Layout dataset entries
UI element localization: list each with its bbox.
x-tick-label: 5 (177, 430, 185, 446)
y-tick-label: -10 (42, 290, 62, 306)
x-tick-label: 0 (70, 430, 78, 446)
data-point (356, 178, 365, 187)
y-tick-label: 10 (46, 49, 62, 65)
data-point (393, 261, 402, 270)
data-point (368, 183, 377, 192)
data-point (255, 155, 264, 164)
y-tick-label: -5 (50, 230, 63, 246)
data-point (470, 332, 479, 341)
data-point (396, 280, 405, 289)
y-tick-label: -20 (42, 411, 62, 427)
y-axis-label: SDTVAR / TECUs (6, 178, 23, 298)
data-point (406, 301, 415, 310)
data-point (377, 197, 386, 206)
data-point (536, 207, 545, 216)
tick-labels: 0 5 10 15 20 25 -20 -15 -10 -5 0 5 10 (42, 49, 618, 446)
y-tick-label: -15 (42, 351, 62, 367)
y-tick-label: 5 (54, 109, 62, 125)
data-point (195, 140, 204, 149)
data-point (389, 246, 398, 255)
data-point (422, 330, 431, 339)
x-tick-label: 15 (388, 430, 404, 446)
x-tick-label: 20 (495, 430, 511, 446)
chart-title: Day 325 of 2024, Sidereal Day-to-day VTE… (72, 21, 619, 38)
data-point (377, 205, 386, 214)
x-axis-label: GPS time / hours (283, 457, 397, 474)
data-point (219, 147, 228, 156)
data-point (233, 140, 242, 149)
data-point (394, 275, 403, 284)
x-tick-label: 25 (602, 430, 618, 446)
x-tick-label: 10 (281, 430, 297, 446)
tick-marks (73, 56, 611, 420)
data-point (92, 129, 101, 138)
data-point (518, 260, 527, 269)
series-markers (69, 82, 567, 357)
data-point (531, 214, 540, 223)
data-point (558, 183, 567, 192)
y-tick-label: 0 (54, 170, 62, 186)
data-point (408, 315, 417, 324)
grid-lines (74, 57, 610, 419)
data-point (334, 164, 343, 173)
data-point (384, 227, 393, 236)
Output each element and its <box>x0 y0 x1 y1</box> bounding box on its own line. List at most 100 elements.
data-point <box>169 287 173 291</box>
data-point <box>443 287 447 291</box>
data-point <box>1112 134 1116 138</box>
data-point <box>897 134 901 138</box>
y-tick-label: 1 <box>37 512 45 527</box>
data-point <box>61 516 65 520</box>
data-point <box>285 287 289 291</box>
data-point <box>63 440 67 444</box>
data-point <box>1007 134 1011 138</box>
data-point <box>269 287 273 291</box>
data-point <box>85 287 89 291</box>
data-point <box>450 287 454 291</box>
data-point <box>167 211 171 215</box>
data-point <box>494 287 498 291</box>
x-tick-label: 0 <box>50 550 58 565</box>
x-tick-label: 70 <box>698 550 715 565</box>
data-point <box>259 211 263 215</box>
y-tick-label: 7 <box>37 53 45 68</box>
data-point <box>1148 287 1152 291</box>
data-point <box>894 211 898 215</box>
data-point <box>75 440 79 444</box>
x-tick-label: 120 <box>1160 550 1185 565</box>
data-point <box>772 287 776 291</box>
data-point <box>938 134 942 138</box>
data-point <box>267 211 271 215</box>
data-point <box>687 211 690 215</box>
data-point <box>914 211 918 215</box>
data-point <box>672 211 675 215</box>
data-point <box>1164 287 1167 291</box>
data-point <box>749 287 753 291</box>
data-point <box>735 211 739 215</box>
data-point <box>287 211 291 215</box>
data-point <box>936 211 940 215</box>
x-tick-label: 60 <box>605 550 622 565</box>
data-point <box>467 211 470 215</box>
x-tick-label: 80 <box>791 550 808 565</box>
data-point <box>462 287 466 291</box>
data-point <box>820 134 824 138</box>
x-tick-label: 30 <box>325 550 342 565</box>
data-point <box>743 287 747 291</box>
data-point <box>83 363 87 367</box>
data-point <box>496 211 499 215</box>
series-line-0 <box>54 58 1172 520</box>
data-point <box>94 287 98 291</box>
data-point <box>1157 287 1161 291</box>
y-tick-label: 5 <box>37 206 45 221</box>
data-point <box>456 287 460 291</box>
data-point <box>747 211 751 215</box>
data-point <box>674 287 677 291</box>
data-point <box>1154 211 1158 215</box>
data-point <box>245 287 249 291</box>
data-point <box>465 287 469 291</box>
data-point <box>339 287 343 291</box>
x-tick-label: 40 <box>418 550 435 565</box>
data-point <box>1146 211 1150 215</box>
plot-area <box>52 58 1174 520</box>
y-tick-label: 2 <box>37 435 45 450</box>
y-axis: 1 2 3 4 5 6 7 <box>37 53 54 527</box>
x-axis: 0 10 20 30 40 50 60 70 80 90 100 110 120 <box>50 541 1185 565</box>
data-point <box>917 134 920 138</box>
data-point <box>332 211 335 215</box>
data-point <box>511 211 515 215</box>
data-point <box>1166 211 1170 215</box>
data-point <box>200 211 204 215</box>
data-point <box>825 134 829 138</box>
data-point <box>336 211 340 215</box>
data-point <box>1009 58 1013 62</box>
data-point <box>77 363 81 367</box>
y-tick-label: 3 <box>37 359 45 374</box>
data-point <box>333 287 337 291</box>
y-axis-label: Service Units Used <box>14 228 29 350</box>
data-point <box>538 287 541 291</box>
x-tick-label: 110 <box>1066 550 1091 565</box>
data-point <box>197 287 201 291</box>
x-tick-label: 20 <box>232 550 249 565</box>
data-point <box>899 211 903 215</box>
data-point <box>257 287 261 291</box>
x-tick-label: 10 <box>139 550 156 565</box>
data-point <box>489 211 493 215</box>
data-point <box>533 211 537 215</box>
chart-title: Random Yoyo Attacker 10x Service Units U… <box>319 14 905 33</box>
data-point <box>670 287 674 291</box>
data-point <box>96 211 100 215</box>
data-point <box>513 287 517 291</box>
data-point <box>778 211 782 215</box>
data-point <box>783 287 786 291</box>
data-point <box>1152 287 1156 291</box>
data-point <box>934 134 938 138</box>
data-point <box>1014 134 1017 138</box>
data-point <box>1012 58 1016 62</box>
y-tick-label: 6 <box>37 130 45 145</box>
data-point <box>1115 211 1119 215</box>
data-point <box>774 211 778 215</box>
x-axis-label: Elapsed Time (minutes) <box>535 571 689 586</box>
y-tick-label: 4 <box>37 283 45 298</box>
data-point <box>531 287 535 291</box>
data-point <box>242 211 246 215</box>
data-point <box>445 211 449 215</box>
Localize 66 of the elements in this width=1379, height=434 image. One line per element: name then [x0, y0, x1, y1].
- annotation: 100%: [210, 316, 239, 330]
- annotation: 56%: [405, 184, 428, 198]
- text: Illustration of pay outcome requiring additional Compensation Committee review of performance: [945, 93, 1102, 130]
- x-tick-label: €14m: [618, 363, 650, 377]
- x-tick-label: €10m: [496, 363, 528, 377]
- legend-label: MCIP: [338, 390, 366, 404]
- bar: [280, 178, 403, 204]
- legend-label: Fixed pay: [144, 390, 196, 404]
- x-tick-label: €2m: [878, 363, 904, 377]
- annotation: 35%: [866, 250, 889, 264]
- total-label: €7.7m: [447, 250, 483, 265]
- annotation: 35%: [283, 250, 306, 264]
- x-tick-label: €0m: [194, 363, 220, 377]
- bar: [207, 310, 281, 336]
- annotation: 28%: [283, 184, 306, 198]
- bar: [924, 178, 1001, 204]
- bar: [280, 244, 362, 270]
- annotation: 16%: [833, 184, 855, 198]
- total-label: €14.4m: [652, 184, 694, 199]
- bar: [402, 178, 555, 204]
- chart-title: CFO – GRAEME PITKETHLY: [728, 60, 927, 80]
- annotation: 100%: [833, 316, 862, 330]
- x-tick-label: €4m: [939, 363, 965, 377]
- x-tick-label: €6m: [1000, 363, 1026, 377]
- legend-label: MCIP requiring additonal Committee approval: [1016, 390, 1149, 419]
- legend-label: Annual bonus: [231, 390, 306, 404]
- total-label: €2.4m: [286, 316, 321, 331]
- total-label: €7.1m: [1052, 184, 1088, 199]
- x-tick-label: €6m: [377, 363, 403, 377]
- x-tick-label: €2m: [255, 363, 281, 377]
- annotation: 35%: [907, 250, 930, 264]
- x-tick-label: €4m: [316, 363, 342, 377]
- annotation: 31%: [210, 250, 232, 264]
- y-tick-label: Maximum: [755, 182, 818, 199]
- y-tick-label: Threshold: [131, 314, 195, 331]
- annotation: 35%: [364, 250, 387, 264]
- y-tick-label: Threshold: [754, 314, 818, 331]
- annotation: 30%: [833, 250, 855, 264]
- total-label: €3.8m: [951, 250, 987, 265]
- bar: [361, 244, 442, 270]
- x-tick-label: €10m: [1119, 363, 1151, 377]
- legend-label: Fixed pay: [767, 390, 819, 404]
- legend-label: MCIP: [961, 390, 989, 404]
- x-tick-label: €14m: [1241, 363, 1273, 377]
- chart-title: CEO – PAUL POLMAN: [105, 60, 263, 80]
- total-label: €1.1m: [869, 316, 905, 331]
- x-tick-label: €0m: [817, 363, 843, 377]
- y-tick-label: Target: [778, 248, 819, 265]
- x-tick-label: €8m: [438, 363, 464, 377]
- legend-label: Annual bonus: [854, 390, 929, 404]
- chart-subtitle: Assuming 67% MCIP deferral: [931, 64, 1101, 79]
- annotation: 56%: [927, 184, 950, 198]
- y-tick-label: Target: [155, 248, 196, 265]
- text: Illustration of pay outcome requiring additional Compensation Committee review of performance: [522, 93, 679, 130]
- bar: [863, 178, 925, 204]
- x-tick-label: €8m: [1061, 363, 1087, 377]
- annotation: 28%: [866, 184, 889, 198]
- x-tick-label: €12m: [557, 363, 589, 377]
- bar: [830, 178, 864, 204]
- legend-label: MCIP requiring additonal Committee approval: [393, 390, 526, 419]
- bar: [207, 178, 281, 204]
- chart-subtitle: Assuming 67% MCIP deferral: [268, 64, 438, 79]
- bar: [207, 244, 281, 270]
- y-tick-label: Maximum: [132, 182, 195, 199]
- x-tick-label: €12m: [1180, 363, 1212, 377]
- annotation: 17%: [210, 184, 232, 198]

:: EXERCISE ::
Please print the items starting with their first line and stopping after the line that contains "data-point (377, 205, 386, 214)", copying every line exactly and including both the first and that last one.

:: RESPONSE TO THE TASK ::
UI element localization: list each with its bbox.
x-tick-label: 5 (177, 430, 185, 446)
y-tick-label: -10 (42, 290, 62, 306)
x-tick-label: 0 (70, 430, 78, 446)
data-point (356, 178, 365, 187)
y-tick-label: 10 (46, 49, 62, 65)
data-point (393, 261, 402, 270)
data-point (368, 183, 377, 192)
data-point (255, 155, 264, 164)
y-tick-label: -5 (50, 230, 63, 246)
data-point (470, 332, 479, 341)
data-point (396, 280, 405, 289)
y-tick-label: -20 (42, 411, 62, 427)
y-axis-label: SDTVAR / TECUs (6, 178, 23, 298)
data-point (406, 301, 415, 310)
data-point (377, 197, 386, 206)
data-point (536, 207, 545, 216)
tick-labels: 0 5 10 15 20 25 -20 -15 -10 -5 0 5 10 (42, 49, 618, 446)
y-tick-label: -15 (42, 351, 62, 367)
y-tick-label: 5 (54, 109, 62, 125)
data-point (195, 140, 204, 149)
data-point (389, 246, 398, 255)
data-point (422, 330, 431, 339)
x-tick-label: 15 (388, 430, 404, 446)
x-tick-label: 20 (495, 430, 511, 446)
chart-title: Day 325 of 2024, Sidereal Day-to-day VTE… (72, 21, 619, 38)
data-point (377, 205, 386, 214)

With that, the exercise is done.